The problem:
Copy every line of the data in which the word "Network" occurs.

(Data records)
[START]
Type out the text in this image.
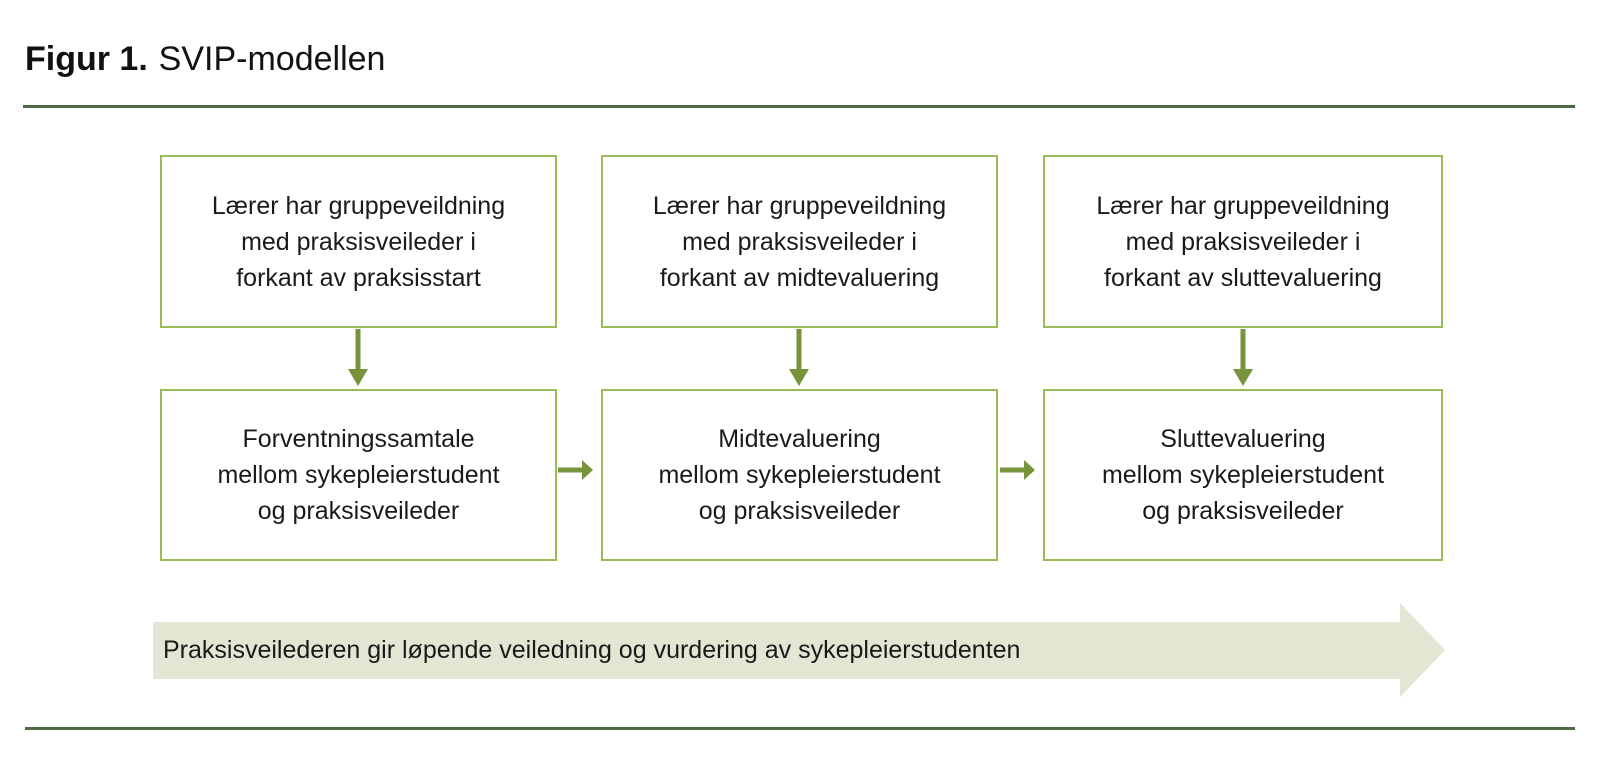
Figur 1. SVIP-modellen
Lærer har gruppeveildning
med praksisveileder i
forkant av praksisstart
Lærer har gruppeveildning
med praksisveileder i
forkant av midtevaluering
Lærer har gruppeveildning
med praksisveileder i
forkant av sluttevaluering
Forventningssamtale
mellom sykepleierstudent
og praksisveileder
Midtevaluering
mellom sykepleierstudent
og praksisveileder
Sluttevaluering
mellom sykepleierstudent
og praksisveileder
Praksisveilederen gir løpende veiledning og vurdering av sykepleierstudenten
[END]
[START]
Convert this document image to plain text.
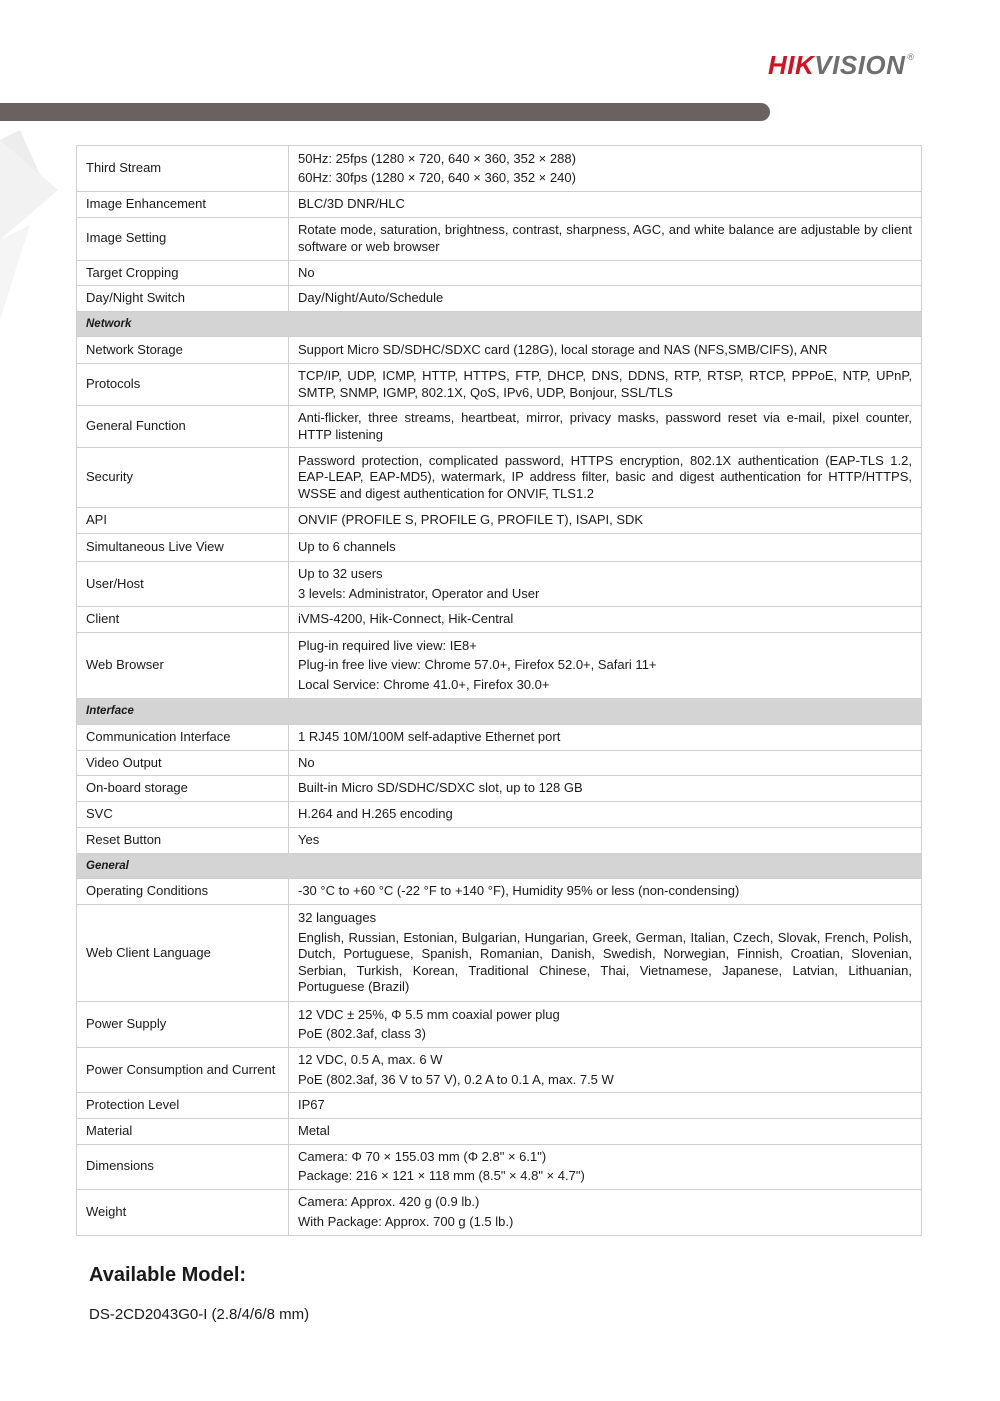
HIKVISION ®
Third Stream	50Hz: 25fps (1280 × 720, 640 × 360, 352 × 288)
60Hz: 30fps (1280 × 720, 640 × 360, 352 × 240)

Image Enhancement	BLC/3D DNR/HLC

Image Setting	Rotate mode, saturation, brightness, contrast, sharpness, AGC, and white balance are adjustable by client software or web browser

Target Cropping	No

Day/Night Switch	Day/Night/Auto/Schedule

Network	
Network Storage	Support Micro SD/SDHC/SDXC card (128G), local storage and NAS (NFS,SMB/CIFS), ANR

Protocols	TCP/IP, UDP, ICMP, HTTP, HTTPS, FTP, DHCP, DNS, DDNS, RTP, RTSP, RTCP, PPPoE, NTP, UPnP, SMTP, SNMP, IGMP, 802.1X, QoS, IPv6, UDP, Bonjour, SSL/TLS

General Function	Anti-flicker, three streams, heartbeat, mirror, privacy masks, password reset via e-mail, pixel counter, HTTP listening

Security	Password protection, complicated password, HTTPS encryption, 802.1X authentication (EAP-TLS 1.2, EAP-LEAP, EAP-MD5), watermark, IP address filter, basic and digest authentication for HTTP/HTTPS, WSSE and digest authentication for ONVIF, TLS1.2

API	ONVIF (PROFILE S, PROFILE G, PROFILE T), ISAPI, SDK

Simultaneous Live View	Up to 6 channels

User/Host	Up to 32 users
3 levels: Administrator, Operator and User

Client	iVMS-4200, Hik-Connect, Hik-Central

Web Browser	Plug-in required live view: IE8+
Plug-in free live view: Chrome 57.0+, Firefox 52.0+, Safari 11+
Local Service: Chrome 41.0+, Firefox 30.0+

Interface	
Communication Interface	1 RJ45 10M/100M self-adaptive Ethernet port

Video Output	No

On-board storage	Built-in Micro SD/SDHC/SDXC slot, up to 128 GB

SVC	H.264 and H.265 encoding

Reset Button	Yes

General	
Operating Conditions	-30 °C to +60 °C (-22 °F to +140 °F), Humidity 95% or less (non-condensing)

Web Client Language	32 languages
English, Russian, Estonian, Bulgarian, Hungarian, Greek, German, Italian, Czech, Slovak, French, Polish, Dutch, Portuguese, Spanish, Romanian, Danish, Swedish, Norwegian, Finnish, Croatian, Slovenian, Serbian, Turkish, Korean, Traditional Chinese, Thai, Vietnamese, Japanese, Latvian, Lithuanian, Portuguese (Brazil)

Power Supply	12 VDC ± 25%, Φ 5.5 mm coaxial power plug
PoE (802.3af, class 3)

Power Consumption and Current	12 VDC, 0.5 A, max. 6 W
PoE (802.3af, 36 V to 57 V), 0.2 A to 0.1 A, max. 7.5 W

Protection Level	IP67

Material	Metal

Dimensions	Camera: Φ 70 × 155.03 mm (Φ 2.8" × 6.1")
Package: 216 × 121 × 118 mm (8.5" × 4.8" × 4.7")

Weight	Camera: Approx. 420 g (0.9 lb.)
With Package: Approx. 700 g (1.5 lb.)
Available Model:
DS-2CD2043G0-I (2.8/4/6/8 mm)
[END]
[START]
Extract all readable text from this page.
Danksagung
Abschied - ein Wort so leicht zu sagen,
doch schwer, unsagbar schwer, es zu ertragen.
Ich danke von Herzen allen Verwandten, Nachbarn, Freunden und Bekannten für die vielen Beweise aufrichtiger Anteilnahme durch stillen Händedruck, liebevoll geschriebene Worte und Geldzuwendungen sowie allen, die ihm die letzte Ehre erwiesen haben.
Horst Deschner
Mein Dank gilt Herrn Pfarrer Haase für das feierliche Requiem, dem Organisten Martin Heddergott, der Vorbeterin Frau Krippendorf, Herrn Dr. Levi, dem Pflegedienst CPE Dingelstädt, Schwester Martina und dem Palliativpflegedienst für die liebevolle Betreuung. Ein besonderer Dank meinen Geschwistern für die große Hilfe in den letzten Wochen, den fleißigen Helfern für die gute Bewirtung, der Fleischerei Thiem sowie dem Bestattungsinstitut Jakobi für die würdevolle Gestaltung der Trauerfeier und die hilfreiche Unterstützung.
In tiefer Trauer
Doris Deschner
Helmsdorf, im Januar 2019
[END]
Response:
Network	
Network Storage	Support Micro SD/SDHC/SDXC card (128G), local storage and NAS (NFS,SMB/CIFS), ANR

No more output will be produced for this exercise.